> _Work to complete_:
Repeat each line of the material exactly.

> _Lines of data_:
▶
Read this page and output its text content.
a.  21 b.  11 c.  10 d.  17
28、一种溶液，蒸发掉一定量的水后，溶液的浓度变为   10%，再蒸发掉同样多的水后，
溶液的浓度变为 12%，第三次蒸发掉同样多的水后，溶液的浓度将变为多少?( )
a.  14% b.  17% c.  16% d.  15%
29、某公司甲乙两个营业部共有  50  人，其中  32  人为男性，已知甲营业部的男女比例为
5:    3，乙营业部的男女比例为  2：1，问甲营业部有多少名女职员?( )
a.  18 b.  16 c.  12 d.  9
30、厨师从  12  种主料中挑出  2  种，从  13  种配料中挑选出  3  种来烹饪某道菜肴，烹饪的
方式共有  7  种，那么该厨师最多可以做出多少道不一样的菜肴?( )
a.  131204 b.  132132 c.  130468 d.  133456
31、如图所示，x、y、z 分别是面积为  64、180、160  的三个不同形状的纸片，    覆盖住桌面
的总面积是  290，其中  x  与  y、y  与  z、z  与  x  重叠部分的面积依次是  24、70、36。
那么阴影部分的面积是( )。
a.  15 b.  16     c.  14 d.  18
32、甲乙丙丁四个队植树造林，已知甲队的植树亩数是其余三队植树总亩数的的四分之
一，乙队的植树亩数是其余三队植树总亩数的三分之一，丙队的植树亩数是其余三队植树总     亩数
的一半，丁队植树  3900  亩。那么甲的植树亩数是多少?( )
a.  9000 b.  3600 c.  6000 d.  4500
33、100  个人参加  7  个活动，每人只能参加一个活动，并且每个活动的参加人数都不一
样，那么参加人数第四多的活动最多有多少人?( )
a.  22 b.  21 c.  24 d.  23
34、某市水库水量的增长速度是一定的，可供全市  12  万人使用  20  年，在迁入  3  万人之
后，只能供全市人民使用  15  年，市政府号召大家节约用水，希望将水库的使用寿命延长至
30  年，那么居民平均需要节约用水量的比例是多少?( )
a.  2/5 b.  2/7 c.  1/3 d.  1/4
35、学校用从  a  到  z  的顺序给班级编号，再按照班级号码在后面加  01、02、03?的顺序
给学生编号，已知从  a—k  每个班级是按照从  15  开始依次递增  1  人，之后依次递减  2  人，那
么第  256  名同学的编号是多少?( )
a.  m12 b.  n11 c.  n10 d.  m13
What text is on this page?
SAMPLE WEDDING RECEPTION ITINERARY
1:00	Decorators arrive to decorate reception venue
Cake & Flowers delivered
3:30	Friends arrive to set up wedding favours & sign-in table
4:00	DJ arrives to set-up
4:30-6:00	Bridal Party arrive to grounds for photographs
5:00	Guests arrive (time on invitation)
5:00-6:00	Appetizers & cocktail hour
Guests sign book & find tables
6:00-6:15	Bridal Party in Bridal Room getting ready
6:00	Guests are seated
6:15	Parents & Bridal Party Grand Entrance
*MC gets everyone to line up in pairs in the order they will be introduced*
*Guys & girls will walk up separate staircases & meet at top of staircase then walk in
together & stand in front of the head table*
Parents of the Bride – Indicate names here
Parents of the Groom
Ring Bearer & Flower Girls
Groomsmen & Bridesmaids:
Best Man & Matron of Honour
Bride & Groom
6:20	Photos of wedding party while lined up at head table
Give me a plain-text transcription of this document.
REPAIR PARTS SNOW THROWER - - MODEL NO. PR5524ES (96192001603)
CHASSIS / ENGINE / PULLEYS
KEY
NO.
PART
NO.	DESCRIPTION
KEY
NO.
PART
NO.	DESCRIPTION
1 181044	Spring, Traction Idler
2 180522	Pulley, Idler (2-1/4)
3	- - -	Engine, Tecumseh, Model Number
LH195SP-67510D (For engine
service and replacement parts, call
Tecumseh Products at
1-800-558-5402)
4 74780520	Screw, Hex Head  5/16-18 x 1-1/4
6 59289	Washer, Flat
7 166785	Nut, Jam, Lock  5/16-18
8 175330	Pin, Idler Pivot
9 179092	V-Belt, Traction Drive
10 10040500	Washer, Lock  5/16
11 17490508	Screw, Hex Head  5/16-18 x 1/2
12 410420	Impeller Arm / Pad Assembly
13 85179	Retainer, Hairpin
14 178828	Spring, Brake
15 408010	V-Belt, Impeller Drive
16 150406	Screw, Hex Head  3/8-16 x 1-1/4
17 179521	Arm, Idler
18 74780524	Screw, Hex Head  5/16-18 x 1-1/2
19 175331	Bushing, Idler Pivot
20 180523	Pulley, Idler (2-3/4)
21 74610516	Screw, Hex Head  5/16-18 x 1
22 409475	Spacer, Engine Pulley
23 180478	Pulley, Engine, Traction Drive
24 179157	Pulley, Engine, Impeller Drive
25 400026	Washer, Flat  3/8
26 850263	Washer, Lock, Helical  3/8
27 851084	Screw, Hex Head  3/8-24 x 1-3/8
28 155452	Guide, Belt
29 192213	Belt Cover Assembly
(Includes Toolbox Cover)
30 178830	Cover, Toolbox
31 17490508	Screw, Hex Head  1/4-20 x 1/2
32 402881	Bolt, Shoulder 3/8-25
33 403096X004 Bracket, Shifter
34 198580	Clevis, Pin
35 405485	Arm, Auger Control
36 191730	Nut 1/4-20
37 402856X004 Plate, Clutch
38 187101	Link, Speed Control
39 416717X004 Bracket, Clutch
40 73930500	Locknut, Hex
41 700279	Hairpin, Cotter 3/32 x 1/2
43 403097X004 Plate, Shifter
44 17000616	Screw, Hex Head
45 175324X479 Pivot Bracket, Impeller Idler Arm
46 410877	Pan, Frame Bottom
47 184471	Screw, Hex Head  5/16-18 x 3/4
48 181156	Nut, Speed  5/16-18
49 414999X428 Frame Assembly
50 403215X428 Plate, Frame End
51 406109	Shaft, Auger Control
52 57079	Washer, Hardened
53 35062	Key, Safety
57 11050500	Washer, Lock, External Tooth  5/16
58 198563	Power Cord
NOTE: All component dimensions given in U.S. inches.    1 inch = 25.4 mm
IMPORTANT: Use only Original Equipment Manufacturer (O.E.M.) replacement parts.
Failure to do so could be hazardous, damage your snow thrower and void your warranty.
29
◀
> _Solution for this task_:
Read this page and output its text content.
a.  21 b.  11 c.  10 d.  17
28、一种溶液，蒸发掉一定量的水后，溶液的浓度变为   10%，再蒸发掉同样多的水后，
溶液的浓度变为 12%，第三次蒸发掉同样多的水后，溶液的浓度将变为多少?( )
a.  14% b.  17% c.  16% d.  15%
29、某公司甲乙两个营业部共有  50  人，其中  32  人为男性，已知甲营业部的男女比例为
5:    3，乙营业部的男女比例为  2：1，问甲营业部有多少名女职员?( )
a.  18 b.  16 c.  12 d.  9
30、厨师从  12  种主料中挑出  2  种，从  13  种配料中挑选出  3  种来烹饪某道菜肴，烹饪的
方式共有  7  种，那么该厨师最多可以做出多少道不一样的菜肴?( )
a.  131204 b.  132132 c.  130468 d.  133456
31、如图所示，x、y、z 分别是面积为  64、180、160  的三个不同形状的纸片，    覆盖住桌面
的总面积是  290，其中  x  与  y、y  与  z、z  与  x  重叠部分的面积依次是  24、70、36。
那么阴影部分的面积是( )。
a.  15 b.  16     c.  14 d.  18
32、甲乙丙丁四个队植树造林，已知甲队的植树亩数是其余三队植树总亩数的的四分之
一，乙队的植树亩数是其余三队植树总亩数的三分之一，丙队的植树亩数是其余三队植树总     亩数
的一半，丁队植树  3900  亩。那么甲的植树亩数是多少?( )
a.  9000 b.  3600 c.  6000 d.  4500
33、100  个人参加  7  个活动，每人只能参加一个活动，并且每个活动的参加人数都不一
样，那么参加人数第四多的活动最多有多少人?( )
a.  22 b.  21 c.  24 d.  23
34、某市水库水量的增长速度是一定的，可供全市  12  万人使用  20  年，在迁入  3  万人之
后，只能供全市人民使用  15  年，市政府号召大家节约用水，希望将水库的使用寿命延长至
30  年，那么居民平均需要节约用水量的比例是多少?( )
a.  2/5 b.  2/7 c.  1/3 d.  1/4
35、学校用从  a  到  z  的顺序给班级编号，再按照班级号码在后面加  01、02、03?的顺序
给学生编号，已知从  a—k  每个班级是按照从  15  开始依次递增  1  人，之后依次递减  2  人，那
么第  256  名同学的编号是多少?( )
a.  m12 b.  n11 c.  n10 d.  m13
What text is on this page?
SAMPLE WEDDING RECEPTION ITINERARY
1:00	Decorators arrive to decorate reception venue
Cake & Flowers delivered
3:30	Friends arrive to set up wedding favours & sign-in table
4:00	DJ arrives to set-up
4:30-6:00	Bridal Party arrive to grounds for photographs
5:00	Guests arrive (time on invitation)
5:00-6:00	Appetizers & cocktail hour
Guests sign book & find tables
6:00-6:15	Bridal Party in Bridal Room getting ready
6:00	Guests are seated
6:15	Parents & Bridal Party Grand Entrance
*MC gets everyone to line up in pairs in the order they will be introduced*
*Guys & girls will walk up separate staircases & meet at top of staircase then walk in
together & stand in front of the head table*
Parents of the Bride – Indicate names here
Parents of the Groom
Ring Bearer & Flower Girls
Groomsmen & Bridesmaids:
Best Man & Matron of Honour
Bride & Groom
6:20	Photos of wedding party while lined up at head table
Give me a plain-text transcription of this document.
REPAIR PARTS SNOW THROWER - - MODEL NO. PR5524ES (96192001603)
CHASSIS / ENGINE / PULLEYS
KEY
NO.
PART
NO.	DESCRIPTION
KEY
NO.
PART
NO.	DESCRIPTION
1 181044	Spring, Traction Idler
2 180522	Pulley, Idler (2-1/4)
3	- - -	Engine, Tecumseh, Model Number
LH195SP-67510D (For engine
service and replacement parts, call
Tecumseh Products at
1-800-558-5402)
4 74780520	Screw, Hex Head  5/16-18 x 1-1/4
6 59289	Washer, Flat
7 166785	Nut, Jam, Lock  5/16-18
8 175330	Pin, Idler Pivot
9 179092	V-Belt, Traction Drive
10 10040500	Washer, Lock  5/16
11 17490508	Screw, Hex Head  5/16-18 x 1/2
12 410420	Impeller Arm / Pad Assembly
13 85179	Retainer, Hairpin
14 178828	Spring, Brake
15 408010	V-Belt, Impeller Drive
16 150406	Screw, Hex Head  3/8-16 x 1-1/4
17 179521	Arm, Idler
18 74780524	Screw, Hex Head  5/16-18 x 1-1/2
19 175331	Bushing, Idler Pivot
20 180523	Pulley, Idler (2-3/4)
21 74610516	Screw, Hex Head  5/16-18 x 1
22 409475	Spacer, Engine Pulley
23 180478	Pulley, Engine, Traction Drive
24 179157	Pulley, Engine, Impeller Drive
25 400026	Washer, Flat  3/8
26 850263	Washer, Lock, Helical  3/8
27 851084	Screw, Hex Head  3/8-24 x 1-3/8
28 155452	Guide, Belt
29 192213	Belt Cover Assembly
(Includes Toolbox Cover)
30 178830	Cover, Toolbox
31 17490508	Screw, Hex Head  1/4-20 x 1/2
32 402881	Bolt, Shoulder 3/8-25
33 403096X004 Bracket, Shifter
34 198580	Clevis, Pin
35 405485	Arm, Auger Control
36 191730	Nut 1/4-20
37 402856X004 Plate, Clutch
38 187101	Link, Speed Control
39 416717X004 Bracket, Clutch
40 73930500	Locknut, Hex
41 700279	Hairpin, Cotter 3/32 x 1/2
43 403097X004 Plate, Shifter
44 17000616	Screw, Hex Head
45 175324X479 Pivot Bracket, Impeller Idler Arm
46 410877	Pan, Frame Bottom
47 184471	Screw, Hex Head  5/16-18 x 3/4
48 181156	Nut, Speed  5/16-18
49 414999X428 Frame Assembly
50 403215X428 Plate, Frame End
51 406109	Shaft, Auger Control
52 57079	Washer, Hardened
53 35062	Key, Safety
57 11050500	Washer, Lock, External Tooth  5/16
58 198563	Power Cord
NOTE: All component dimensions given in U.S. inches.    1 inch = 25.4 mm
IMPORTANT: Use only Original Equipment Manufacturer (O.E.M.) replacement parts.
Failure to do so could be hazardous, damage your snow thrower and void your warranty.
29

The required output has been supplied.